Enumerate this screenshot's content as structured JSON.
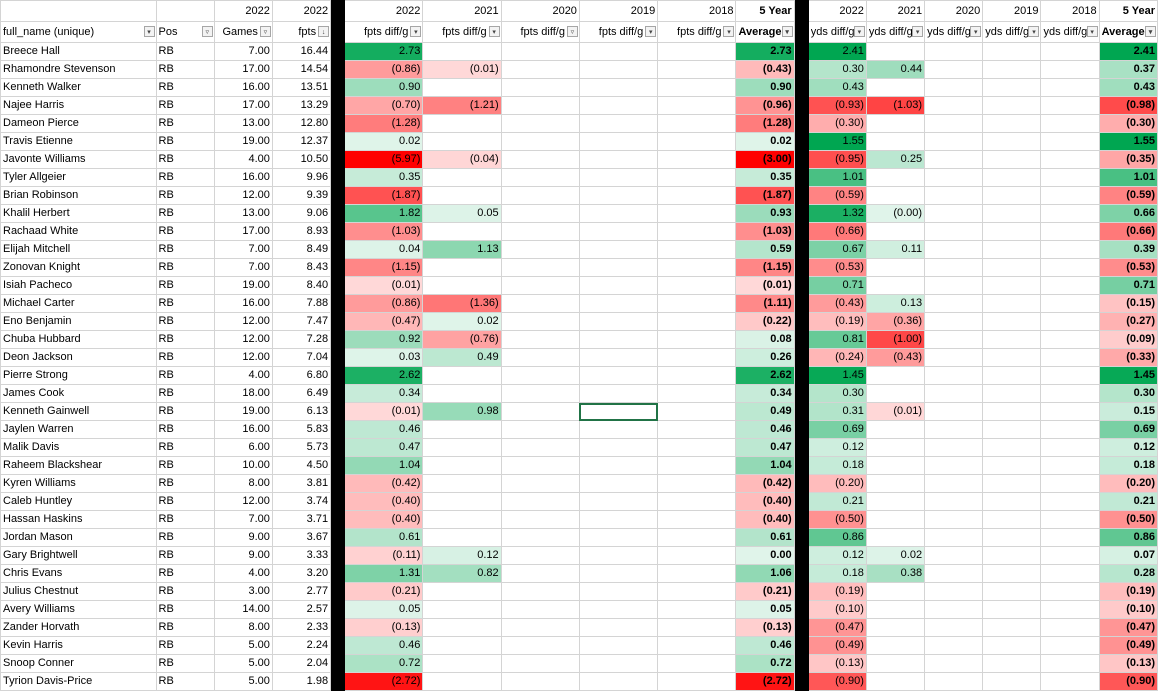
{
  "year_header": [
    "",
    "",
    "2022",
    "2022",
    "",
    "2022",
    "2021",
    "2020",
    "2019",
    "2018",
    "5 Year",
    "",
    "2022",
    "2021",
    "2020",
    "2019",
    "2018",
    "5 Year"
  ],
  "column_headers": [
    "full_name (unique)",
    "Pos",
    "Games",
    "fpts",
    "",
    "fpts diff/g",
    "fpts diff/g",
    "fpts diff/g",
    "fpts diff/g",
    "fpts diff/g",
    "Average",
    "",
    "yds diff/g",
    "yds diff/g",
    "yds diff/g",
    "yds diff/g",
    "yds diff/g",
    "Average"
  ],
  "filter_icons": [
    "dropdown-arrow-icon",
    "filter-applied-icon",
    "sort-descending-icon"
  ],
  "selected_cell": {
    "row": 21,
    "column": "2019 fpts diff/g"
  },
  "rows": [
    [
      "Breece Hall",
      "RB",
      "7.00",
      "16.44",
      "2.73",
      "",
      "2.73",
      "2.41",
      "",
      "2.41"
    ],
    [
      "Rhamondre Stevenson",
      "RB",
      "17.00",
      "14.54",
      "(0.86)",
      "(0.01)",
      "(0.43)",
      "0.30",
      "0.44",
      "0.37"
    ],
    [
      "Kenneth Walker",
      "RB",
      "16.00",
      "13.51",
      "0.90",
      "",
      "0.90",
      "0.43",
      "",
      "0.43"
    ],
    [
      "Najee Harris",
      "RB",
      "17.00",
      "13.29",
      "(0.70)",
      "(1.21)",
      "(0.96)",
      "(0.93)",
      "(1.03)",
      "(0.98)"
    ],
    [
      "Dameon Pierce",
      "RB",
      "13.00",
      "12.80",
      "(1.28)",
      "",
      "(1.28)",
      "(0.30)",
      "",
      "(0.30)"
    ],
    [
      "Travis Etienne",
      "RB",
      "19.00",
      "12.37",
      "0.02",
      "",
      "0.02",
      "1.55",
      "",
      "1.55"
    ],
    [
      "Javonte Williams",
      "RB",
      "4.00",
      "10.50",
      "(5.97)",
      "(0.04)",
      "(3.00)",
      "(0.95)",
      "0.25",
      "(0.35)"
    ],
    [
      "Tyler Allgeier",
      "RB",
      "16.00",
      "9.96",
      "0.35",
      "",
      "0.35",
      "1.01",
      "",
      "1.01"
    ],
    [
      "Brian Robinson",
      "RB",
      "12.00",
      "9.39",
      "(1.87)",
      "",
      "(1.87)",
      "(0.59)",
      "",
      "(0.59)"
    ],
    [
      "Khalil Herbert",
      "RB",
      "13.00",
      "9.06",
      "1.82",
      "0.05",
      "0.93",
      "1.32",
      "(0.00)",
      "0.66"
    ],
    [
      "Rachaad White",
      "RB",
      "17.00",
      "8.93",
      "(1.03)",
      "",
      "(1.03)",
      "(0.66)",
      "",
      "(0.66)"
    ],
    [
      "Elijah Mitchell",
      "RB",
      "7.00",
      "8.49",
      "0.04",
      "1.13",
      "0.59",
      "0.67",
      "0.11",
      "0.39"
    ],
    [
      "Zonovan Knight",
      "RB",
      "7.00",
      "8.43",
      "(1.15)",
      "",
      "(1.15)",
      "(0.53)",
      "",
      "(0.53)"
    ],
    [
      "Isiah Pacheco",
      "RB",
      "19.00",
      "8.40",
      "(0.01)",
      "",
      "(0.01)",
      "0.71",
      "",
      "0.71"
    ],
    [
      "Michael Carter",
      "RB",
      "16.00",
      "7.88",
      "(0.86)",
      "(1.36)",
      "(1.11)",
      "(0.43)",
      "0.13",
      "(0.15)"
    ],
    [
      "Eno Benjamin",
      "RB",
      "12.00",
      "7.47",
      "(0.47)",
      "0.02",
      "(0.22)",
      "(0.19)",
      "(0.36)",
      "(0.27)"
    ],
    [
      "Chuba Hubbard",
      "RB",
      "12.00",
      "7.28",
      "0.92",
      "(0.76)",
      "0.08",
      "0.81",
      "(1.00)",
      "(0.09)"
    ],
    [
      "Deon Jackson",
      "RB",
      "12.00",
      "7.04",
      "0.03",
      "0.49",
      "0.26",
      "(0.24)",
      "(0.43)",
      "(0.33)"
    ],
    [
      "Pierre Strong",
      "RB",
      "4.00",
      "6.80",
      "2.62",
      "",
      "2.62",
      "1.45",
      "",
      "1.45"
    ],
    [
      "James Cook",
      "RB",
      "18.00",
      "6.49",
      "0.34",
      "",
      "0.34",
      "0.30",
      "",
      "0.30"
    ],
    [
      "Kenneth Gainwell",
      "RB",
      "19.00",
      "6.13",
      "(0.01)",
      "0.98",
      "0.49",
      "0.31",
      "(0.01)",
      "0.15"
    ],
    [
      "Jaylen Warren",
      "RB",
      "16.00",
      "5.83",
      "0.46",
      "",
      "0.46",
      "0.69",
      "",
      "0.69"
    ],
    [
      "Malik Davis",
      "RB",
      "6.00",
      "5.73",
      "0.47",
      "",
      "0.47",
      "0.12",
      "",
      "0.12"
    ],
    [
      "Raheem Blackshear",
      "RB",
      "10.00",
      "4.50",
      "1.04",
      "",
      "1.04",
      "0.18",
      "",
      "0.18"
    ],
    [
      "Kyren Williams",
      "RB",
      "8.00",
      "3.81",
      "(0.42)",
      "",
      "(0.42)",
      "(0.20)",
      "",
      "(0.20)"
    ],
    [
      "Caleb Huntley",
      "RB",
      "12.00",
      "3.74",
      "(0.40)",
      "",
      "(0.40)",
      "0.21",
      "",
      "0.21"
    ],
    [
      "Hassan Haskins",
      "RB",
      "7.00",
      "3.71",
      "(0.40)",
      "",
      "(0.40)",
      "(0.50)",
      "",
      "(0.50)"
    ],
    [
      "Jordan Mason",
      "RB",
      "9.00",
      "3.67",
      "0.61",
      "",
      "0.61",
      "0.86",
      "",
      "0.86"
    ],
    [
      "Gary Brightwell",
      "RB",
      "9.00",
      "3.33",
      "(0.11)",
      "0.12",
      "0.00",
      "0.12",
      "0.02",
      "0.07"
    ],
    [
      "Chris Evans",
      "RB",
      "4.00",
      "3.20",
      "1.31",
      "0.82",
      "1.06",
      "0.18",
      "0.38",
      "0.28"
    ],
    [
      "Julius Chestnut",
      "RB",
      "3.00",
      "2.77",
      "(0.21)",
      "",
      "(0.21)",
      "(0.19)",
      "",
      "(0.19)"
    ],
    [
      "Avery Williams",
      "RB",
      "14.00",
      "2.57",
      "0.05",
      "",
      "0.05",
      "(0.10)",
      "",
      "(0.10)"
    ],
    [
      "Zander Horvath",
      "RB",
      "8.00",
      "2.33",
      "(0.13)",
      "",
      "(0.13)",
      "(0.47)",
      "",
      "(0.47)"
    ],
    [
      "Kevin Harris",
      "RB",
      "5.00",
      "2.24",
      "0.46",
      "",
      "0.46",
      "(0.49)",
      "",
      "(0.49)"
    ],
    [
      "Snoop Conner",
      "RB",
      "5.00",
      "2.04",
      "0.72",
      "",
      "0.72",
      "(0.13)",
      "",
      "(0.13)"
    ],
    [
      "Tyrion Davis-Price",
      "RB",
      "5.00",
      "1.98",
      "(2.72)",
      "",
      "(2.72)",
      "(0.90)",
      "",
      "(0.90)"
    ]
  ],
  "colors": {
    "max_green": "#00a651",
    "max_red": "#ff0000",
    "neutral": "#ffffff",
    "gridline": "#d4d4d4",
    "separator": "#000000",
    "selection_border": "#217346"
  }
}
• • • • •
Leave out the pictures and output the rest of the material exactly as written.

Enumerate this screenshot's content as structured JSON.
{
  "year_header": [
    "",
    "",
    "2022",
    "2022",
    "",
    "2022",
    "2021",
    "2020",
    "2019",
    "2018",
    "5 Year",
    "",
    "2022",
    "2021",
    "2020",
    "2019",
    "2018",
    "5 Year"
  ],
  "column_headers": [
    "full_name (unique)",
    "Pos",
    "Games",
    "fpts",
    "",
    "fpts diff/g",
    "fpts diff/g",
    "fpts diff/g",
    "fpts diff/g",
    "fpts diff/g",
    "Average",
    "",
    "yds diff/g",
    "yds diff/g",
    "yds diff/g",
    "yds diff/g",
    "yds diff/g",
    "Average"
  ],
  "filter_icons": [
    "dropdown-arrow-icon",
    "filter-applied-icon",
    "sort-descending-icon"
  ],
  "selected_cell": {
    "row": 21,
    "column": "2019 fpts diff/g"
  },
  "rows": [
    [
      "Breece Hall",
      "RB",
      "7.00",
      "16.44",
      "2.73",
      "",
      "2.73",
      "2.41",
      "",
      "2.41"
    ],
    [
      "Rhamondre Stevenson",
      "RB",
      "17.00",
      "14.54",
      "(0.86)",
      "(0.01)",
      "(0.43)",
      "0.30",
      "0.44",
      "0.37"
    ],
    [
      "Kenneth Walker",
      "RB",
      "16.00",
      "13.51",
      "0.90",
      "",
      "0.90",
      "0.43",
      "",
      "0.43"
    ],
    [
      "Najee Harris",
      "RB",
      "17.00",
      "13.29",
      "(0.70)",
      "(1.21)",
      "(0.96)",
      "(0.93)",
      "(1.03)",
      "(0.98)"
    ],
    [
      "Dameon Pierce",
      "RB",
      "13.00",
      "12.80",
      "(1.28)",
      "",
      "(1.28)",
      "(0.30)",
      "",
      "(0.30)"
    ],
    [
      "Travis Etienne",
      "RB",
      "19.00",
      "12.37",
      "0.02",
      "",
      "0.02",
      "1.55",
      "",
      "1.55"
    ],
    [
      "Javonte Williams",
      "RB",
      "4.00",
      "10.50",
      "(5.97)",
      "(0.04)",
      "(3.00)",
      "(0.95)",
      "0.25",
      "(0.35)"
    ],
    [
      "Tyler Allgeier",
      "RB",
      "16.00",
      "9.96",
      "0.35",
      "",
      "0.35",
      "1.01",
      "",
      "1.01"
    ],
    [
      "Brian Robinson",
      "RB",
      "12.00",
      "9.39",
      "(1.87)",
      "",
      "(1.87)",
      "(0.59)",
      "",
      "(0.59)"
    ],
    [
      "Khalil Herbert",
      "RB",
      "13.00",
      "9.06",
      "1.82",
      "0.05",
      "0.93",
      "1.32",
      "(0.00)",
      "0.66"
    ],
    [
      "Rachaad White",
      "RB",
      "17.00",
      "8.93",
      "(1.03)",
      "",
      "(1.03)",
      "(0.66)",
      "",
      "(0.66)"
    ],
    [
      "Elijah Mitchell",
      "RB",
      "7.00",
      "8.49",
      "0.04",
      "1.13",
      "0.59",
      "0.67",
      "0.11",
      "0.39"
    ],
    [
      "Zonovan Knight",
      "RB",
      "7.00",
      "8.43",
      "(1.15)",
      "",
      "(1.15)",
      "(0.53)",
      "",
      "(0.53)"
    ],
    [
      "Isiah Pacheco",
      "RB",
      "19.00",
      "8.40",
      "(0.01)",
      "",
      "(0.01)",
      "0.71",
      "",
      "0.71"
    ],
    [
      "Michael Carter",
      "RB",
      "16.00",
      "7.88",
      "(0.86)",
      "(1.36)",
      "(1.11)",
      "(0.43)",
      "0.13",
      "(0.15)"
    ],
    [
      "Eno Benjamin",
      "RB",
      "12.00",
      "7.47",
      "(0.47)",
      "0.02",
      "(0.22)",
      "(0.19)",
      "(0.36)",
      "(0.27)"
    ],
    [
      "Chuba Hubbard",
      "RB",
      "12.00",
      "7.28",
      "0.92",
      "(0.76)",
      "0.08",
      "0.81",
      "(1.00)",
      "(0.09)"
    ],
    [
      "Deon Jackson",
      "RB",
      "12.00",
      "7.04",
      "0.03",
      "0.49",
      "0.26",
      "(0.24)",
      "(0.43)",
      "(0.33)"
    ],
    [
      "Pierre Strong",
      "RB",
      "4.00",
      "6.80",
      "2.62",
      "",
      "2.62",
      "1.45",
      "",
      "1.45"
    ],
    [
      "James Cook",
      "RB",
      "18.00",
      "6.49",
      "0.34",
      "",
      "0.34",
      "0.30",
      "",
      "0.30"
    ],
    [
      "Kenneth Gainwell",
      "RB",
      "19.00",
      "6.13",
      "(0.01)",
      "0.98",
      "0.49",
      "0.31",
      "(0.01)",
      "0.15"
    ],
    [
      "Jaylen Warren",
      "RB",
      "16.00",
      "5.83",
      "0.46",
      "",
      "0.46",
      "0.69",
      "",
      "0.69"
    ],
    [
      "Malik Davis",
      "RB",
      "6.00",
      "5.73",
      "0.47",
      "",
      "0.47",
      "0.12",
      "",
      "0.12"
    ],
    [
      "Raheem Blackshear",
      "RB",
      "10.00",
      "4.50",
      "1.04",
      "",
      "1.04",
      "0.18",
      "",
      "0.18"
    ],
    [
      "Kyren Williams",
      "RB",
      "8.00",
      "3.81",
      "(0.42)",
      "",
      "(0.42)",
      "(0.20)",
      "",
      "(0.20)"
    ],
    [
      "Caleb Huntley",
      "RB",
      "12.00",
      "3.74",
      "(0.40)",
      "",
      "(0.40)",
      "0.21",
      "",
      "0.21"
    ],
    [
      "Hassan Haskins",
      "RB",
      "7.00",
      "3.71",
      "(0.40)",
      "",
      "(0.40)",
      "(0.50)",
      "",
      "(0.50)"
    ],
    [
      "Jordan Mason",
      "RB",
      "9.00",
      "3.67",
      "0.61",
      "",
      "0.61",
      "0.86",
      "",
      "0.86"
    ],
    [
      "Gary Brightwell",
      "RB",
      "9.00",
      "3.33",
      "(0.11)",
      "0.12",
      "0.00",
      "0.12",
      "0.02",
      "0.07"
    ],
    [
      "Chris Evans",
      "RB",
      "4.00",
      "3.20",
      "1.31",
      "0.82",
      "1.06",
      "0.18",
      "0.38",
      "0.28"
    ],
    [
      "Julius Chestnut",
      "RB",
      "3.00",
      "2.77",
      "(0.21)",
      "",
      "(0.21)",
      "(0.19)",
      "",
      "(0.19)"
    ],
    [
      "Avery Williams",
      "RB",
      "14.00",
      "2.57",
      "0.05",
      "",
      "0.05",
      "(0.10)",
      "",
      "(0.10)"
    ],
    [
      "Zander Horvath",
      "RB",
      "8.00",
      "2.33",
      "(0.13)",
      "",
      "(0.13)",
      "(0.47)",
      "",
      "(0.47)"
    ],
    [
      "Kevin Harris",
      "RB",
      "5.00",
      "2.24",
      "0.46",
      "",
      "0.46",
      "(0.49)",
      "",
      "(0.49)"
    ],
    [
      "Snoop Conner",
      "RB",
      "5.00",
      "2.04",
      "0.72",
      "",
      "0.72",
      "(0.13)",
      "",
      "(0.13)"
    ],
    [
      "Tyrion Davis-Price",
      "RB",
      "5.00",
      "1.98",
      "(2.72)",
      "",
      "(2.72)",
      "(0.90)",
      "",
      "(0.90)"
    ]
  ],
  "colors": {
    "max_green": "#00a651",
    "max_red": "#ff0000",
    "neutral": "#ffffff",
    "gridline": "#d4d4d4",
    "separator": "#000000",
    "selection_border": "#217346"
  }
}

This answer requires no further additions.